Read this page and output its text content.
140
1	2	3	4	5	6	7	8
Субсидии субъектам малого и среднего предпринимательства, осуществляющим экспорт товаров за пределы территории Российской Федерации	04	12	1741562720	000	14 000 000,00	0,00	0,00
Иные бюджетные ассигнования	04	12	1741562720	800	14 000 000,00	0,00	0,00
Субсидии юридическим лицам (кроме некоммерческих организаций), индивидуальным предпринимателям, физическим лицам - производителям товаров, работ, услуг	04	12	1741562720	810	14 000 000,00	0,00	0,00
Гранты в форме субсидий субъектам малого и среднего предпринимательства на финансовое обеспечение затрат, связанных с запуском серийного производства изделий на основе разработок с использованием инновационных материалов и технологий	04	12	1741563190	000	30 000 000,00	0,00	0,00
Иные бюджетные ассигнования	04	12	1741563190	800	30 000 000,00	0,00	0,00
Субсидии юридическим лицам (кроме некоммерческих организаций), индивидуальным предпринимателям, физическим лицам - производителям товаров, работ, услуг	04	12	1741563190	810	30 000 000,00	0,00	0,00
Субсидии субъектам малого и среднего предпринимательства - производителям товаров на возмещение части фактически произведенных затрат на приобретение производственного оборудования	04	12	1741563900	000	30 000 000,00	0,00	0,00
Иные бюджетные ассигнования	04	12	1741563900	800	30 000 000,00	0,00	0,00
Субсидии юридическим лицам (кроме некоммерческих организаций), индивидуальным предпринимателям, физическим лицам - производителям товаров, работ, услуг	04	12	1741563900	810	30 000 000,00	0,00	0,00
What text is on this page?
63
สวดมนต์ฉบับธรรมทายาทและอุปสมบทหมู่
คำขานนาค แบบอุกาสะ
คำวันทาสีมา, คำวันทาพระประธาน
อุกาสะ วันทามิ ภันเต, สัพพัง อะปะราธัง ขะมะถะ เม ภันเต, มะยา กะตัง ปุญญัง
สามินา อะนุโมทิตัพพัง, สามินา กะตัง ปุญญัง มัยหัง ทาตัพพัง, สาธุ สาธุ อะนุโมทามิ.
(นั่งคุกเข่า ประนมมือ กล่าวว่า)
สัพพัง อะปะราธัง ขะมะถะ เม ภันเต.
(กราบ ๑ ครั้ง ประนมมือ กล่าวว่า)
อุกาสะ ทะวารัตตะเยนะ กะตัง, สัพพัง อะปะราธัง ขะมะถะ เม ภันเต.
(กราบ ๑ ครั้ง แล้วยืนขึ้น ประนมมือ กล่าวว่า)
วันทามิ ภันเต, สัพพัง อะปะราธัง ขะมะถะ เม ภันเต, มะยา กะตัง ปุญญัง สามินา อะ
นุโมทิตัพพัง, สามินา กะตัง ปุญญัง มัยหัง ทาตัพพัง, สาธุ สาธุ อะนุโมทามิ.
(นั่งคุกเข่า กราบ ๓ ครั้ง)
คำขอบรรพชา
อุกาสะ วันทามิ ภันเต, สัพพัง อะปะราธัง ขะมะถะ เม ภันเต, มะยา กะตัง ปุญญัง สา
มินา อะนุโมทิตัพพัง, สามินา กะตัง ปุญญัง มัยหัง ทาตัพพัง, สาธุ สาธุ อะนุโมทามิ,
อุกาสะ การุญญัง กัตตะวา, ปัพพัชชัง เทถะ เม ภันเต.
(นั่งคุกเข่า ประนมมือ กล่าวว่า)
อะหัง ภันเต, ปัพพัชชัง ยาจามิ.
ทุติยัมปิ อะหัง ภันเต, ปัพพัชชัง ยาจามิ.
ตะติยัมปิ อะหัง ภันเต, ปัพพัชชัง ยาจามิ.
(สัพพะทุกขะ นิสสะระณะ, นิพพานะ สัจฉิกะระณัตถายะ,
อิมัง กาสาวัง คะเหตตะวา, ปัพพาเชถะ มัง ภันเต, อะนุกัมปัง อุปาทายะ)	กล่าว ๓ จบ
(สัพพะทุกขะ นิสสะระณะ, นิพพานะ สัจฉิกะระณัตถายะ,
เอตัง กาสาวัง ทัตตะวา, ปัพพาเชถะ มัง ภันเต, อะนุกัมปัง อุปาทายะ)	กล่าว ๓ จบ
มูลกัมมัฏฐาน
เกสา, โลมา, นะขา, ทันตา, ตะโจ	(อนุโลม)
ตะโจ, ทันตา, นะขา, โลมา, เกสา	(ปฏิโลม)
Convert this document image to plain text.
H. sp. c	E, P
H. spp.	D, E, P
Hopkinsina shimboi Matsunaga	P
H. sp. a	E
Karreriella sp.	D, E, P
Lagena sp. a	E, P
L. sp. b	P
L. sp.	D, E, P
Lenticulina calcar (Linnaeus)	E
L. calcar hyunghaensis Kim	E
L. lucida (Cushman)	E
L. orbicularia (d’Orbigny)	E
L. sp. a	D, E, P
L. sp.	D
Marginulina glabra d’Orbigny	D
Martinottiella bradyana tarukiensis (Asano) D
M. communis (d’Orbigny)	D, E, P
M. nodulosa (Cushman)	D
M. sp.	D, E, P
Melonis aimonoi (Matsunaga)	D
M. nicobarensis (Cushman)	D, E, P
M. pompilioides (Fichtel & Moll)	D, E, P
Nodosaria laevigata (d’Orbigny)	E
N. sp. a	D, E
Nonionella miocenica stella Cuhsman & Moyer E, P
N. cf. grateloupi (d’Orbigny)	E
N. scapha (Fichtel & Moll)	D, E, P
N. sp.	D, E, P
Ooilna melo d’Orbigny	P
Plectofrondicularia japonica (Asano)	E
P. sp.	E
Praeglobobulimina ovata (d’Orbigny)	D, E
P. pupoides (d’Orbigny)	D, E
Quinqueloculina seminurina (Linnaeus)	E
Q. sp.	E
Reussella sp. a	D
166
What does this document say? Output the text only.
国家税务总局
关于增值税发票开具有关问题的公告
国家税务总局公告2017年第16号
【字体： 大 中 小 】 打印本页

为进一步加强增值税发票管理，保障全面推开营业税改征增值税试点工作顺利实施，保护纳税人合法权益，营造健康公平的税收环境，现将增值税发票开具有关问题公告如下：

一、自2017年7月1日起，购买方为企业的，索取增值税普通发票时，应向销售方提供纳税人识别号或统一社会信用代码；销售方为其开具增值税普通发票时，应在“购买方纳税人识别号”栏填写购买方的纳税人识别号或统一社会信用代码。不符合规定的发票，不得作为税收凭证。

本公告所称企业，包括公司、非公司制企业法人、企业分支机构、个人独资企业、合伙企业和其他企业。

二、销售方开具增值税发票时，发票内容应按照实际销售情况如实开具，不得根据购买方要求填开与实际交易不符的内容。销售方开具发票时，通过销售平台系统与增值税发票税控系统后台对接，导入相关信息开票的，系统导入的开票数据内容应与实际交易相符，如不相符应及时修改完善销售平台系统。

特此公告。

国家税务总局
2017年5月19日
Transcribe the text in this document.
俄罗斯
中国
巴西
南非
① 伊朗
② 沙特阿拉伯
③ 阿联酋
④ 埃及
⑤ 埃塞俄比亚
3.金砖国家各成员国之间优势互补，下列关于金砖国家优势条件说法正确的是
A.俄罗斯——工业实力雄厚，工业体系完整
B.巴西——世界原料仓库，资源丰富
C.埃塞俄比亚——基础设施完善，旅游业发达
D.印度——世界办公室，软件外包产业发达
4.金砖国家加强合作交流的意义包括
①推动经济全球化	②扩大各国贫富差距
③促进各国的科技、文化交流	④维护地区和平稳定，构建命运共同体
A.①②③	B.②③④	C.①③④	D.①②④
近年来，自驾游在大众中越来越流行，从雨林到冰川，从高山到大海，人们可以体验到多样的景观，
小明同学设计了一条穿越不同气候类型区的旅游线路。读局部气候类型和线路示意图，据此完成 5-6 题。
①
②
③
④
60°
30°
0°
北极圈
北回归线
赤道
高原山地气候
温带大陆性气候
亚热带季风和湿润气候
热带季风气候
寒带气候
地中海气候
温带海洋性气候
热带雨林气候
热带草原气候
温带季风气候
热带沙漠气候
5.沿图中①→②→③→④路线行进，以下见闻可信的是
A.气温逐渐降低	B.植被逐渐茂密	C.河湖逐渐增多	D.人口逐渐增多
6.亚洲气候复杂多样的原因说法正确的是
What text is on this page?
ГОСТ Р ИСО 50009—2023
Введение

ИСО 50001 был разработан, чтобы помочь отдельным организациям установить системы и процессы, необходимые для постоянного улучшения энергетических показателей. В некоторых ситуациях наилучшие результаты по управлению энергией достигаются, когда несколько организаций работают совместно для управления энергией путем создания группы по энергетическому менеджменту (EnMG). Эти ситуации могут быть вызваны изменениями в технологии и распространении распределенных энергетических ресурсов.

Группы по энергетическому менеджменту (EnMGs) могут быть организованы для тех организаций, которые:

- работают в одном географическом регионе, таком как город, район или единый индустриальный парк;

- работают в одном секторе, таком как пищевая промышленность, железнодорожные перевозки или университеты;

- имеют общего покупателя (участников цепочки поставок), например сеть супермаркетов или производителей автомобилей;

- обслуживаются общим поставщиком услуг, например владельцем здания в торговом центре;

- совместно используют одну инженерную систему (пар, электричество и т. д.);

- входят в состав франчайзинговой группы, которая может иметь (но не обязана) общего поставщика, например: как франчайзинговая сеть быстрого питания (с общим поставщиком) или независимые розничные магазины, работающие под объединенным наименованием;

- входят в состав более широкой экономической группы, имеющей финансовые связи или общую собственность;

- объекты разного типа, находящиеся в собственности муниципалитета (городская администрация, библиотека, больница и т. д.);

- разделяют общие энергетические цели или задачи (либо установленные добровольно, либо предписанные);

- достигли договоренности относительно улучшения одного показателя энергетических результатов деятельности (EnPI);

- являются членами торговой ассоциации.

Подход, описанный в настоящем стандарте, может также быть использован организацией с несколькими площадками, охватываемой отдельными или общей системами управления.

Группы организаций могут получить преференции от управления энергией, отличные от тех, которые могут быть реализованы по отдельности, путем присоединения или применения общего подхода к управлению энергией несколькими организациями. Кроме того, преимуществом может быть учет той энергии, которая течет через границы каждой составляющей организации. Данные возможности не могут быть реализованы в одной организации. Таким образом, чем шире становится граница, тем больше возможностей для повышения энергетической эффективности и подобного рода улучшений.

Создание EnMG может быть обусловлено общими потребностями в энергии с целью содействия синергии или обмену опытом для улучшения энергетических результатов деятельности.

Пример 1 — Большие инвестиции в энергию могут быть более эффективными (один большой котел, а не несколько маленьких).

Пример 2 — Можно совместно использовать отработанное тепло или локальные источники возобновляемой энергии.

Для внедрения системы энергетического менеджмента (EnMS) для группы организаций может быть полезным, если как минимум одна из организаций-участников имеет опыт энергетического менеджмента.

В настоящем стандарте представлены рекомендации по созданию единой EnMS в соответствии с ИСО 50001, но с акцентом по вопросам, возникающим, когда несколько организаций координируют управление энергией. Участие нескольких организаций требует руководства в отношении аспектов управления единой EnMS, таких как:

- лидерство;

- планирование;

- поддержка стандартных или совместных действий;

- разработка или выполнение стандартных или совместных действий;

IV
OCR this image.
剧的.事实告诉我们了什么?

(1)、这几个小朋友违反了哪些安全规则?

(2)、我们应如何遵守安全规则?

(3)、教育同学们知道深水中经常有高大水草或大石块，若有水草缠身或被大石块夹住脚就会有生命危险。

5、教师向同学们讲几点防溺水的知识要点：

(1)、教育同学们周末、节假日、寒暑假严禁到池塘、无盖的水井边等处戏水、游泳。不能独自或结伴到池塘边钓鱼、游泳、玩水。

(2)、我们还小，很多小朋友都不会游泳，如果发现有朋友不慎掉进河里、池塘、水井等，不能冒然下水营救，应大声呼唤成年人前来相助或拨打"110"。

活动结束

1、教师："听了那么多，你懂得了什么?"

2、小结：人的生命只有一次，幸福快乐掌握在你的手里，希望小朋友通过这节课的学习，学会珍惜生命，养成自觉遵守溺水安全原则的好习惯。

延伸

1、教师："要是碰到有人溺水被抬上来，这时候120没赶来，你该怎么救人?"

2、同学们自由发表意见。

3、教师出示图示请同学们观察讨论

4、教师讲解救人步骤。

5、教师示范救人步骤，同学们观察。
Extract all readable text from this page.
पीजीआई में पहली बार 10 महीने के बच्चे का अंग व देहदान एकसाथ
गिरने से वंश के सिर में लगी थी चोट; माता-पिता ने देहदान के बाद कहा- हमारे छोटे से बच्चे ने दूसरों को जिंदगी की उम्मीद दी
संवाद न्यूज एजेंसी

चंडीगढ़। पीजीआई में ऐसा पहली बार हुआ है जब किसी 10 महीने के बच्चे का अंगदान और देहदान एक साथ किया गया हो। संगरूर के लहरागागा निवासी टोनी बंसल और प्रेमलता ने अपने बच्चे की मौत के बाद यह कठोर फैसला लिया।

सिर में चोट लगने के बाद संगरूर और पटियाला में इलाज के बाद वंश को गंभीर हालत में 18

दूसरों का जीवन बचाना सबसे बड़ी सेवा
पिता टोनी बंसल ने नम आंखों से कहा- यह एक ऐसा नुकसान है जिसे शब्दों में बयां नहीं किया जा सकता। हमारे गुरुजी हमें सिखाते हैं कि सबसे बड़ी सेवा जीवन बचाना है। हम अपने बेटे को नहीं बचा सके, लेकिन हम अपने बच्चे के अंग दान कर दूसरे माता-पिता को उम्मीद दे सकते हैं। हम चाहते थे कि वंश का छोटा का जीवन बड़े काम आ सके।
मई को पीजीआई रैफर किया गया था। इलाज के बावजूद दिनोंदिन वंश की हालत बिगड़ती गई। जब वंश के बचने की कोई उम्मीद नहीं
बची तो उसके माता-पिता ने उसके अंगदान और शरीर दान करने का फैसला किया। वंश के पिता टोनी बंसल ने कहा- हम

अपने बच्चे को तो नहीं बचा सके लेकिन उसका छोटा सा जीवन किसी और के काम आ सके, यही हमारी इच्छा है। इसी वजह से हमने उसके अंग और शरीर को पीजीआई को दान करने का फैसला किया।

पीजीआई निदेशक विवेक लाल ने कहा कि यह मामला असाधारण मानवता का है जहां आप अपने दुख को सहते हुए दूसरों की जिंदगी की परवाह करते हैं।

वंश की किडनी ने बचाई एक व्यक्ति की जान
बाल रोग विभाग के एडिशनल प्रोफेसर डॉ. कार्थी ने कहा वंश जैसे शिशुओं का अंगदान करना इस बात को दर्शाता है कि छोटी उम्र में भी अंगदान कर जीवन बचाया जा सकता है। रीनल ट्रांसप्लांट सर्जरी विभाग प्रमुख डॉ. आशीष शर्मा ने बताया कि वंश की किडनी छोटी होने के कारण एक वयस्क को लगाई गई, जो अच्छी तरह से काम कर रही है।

______

Find every line in the records above that contains the word "действий", and copy each one.

- поддержка стандартных или совместных действий;
- разработка или выполнение стандартных или совместных действий;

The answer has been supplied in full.